§ SOURCE DATA:
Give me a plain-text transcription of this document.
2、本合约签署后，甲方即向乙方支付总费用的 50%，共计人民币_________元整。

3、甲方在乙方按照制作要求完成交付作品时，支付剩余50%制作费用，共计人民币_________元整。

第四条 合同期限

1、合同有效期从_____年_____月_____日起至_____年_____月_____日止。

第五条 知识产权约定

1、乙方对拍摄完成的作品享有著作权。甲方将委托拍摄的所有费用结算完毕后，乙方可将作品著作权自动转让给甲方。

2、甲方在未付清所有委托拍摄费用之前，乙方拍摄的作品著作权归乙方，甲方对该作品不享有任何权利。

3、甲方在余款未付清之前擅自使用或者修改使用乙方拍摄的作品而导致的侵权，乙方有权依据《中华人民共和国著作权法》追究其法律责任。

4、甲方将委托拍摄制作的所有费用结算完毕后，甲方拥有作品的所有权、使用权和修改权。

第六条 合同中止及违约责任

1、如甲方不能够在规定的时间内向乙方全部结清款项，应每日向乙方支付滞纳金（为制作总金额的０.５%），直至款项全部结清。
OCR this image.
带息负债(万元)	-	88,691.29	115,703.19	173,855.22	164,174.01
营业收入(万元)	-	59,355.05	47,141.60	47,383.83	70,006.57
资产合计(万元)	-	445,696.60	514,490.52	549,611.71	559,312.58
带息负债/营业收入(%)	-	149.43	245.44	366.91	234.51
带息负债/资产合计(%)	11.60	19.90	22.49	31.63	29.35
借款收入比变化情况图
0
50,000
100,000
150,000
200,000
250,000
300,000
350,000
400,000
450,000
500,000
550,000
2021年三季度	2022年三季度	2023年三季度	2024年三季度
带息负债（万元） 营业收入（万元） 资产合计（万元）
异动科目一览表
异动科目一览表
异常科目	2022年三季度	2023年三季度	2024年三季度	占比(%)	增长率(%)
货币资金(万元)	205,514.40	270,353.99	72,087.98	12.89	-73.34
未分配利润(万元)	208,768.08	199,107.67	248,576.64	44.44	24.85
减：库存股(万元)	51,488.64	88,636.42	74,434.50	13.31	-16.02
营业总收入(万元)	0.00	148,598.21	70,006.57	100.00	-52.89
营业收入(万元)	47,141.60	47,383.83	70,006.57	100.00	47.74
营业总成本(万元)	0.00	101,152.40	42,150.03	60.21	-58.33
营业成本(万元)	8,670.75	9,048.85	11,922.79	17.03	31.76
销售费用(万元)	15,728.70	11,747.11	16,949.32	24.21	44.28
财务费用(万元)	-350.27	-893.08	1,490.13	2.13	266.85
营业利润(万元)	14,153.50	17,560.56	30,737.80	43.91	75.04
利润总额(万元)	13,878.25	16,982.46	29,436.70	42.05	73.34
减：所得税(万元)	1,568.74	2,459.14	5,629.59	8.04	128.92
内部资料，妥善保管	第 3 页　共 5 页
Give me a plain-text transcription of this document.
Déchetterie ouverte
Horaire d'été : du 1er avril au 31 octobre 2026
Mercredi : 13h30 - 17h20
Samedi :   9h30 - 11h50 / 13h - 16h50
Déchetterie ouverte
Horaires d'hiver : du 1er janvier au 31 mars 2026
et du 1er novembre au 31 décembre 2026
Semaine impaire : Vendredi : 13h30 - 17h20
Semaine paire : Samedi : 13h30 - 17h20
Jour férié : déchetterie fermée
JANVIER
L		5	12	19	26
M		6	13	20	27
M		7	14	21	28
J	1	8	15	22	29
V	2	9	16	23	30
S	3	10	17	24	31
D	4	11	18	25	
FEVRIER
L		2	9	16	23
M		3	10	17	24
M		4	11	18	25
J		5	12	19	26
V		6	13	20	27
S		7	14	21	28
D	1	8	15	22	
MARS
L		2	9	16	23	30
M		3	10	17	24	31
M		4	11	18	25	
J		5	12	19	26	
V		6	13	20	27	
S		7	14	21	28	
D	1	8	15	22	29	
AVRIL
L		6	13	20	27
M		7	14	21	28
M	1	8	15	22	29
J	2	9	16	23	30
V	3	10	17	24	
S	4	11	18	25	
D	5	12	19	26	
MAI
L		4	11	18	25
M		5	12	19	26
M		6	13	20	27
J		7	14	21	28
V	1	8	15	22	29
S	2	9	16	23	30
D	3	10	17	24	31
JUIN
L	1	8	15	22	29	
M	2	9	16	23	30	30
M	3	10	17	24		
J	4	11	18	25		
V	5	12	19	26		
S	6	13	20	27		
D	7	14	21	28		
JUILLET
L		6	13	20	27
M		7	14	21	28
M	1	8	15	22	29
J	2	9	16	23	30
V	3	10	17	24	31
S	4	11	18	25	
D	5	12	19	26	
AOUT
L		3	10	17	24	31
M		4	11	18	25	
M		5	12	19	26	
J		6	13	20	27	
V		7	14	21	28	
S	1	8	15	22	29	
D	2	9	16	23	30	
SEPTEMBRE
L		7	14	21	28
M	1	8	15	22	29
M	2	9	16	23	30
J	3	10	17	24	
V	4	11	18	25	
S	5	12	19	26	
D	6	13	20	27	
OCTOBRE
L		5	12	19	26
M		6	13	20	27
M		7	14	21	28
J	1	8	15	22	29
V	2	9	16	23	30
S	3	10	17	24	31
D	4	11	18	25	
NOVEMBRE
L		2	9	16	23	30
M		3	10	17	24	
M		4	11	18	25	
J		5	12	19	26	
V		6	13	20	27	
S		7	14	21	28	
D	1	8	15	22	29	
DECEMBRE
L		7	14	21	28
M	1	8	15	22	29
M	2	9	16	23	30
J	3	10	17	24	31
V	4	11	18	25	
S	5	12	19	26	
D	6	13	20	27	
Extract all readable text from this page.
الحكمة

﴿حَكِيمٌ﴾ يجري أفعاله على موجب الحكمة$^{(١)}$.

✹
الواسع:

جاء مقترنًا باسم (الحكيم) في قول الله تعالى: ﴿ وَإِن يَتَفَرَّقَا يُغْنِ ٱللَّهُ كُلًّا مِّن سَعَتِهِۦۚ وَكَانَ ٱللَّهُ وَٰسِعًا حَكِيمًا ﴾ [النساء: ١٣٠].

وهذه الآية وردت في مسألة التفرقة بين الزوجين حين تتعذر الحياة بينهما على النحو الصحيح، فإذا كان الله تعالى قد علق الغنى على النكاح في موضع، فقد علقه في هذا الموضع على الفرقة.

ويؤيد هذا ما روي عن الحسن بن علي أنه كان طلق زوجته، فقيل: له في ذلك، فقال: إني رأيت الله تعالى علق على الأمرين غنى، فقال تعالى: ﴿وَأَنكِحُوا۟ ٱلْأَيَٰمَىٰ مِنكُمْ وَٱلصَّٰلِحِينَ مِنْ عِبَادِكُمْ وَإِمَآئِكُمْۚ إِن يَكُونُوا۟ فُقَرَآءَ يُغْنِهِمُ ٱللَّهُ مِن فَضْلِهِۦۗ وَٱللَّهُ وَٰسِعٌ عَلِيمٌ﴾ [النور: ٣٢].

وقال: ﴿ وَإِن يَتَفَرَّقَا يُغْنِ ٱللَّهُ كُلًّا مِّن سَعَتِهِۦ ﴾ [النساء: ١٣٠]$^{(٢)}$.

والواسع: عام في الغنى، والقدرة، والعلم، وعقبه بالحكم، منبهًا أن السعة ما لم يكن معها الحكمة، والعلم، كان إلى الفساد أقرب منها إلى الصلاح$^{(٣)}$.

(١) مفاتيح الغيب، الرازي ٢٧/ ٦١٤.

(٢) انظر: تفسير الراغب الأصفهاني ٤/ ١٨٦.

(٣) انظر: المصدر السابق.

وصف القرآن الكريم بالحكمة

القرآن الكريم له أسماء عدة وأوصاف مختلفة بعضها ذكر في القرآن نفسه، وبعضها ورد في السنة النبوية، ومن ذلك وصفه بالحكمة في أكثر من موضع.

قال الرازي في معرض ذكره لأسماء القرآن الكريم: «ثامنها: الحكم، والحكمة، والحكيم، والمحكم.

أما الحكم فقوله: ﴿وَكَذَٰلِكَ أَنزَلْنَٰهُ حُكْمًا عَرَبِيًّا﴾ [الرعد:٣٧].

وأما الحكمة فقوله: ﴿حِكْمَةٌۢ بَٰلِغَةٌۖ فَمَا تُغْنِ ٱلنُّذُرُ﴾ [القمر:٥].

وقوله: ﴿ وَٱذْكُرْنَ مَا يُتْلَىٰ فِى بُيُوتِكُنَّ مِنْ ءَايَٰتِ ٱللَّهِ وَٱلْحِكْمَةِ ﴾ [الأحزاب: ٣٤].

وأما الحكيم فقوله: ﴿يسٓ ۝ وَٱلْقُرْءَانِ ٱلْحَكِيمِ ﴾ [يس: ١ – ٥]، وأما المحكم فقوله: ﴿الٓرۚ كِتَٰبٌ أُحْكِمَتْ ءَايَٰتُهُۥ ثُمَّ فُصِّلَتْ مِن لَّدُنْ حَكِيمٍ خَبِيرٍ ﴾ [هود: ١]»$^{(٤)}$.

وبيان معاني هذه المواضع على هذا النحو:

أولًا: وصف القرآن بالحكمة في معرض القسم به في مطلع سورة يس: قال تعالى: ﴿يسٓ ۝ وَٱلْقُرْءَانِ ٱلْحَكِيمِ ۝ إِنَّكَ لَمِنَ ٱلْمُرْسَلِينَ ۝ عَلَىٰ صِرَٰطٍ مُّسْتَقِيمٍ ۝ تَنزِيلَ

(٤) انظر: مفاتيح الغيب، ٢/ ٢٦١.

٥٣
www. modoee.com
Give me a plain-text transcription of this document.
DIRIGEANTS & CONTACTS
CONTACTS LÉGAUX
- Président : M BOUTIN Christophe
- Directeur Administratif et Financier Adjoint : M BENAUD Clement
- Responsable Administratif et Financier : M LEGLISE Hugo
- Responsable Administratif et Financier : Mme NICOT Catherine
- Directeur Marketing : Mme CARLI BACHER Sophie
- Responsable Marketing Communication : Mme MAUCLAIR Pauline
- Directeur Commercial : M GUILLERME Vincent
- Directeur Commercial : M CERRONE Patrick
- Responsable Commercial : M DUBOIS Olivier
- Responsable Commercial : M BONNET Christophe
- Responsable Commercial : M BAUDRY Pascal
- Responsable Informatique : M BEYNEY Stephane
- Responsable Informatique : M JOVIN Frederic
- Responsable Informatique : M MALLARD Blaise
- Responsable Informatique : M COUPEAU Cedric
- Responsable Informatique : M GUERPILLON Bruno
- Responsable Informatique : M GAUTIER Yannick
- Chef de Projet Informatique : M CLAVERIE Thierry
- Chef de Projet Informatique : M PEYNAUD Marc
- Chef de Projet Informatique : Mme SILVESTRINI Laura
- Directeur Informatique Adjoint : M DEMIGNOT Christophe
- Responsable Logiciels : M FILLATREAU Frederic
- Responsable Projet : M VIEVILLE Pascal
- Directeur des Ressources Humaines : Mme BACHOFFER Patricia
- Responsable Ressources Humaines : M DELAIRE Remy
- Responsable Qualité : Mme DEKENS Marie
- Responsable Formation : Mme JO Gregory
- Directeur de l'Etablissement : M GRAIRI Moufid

§ WHAT YOU WILL DO:
Show every line in the entries where the string "Humaines" occurs.

§ ANSWER:
- Directeur des Ressources Humaines : Mme BACHOFFER Patricia
- Responsable Ressources Humaines : M DELAIRE Remy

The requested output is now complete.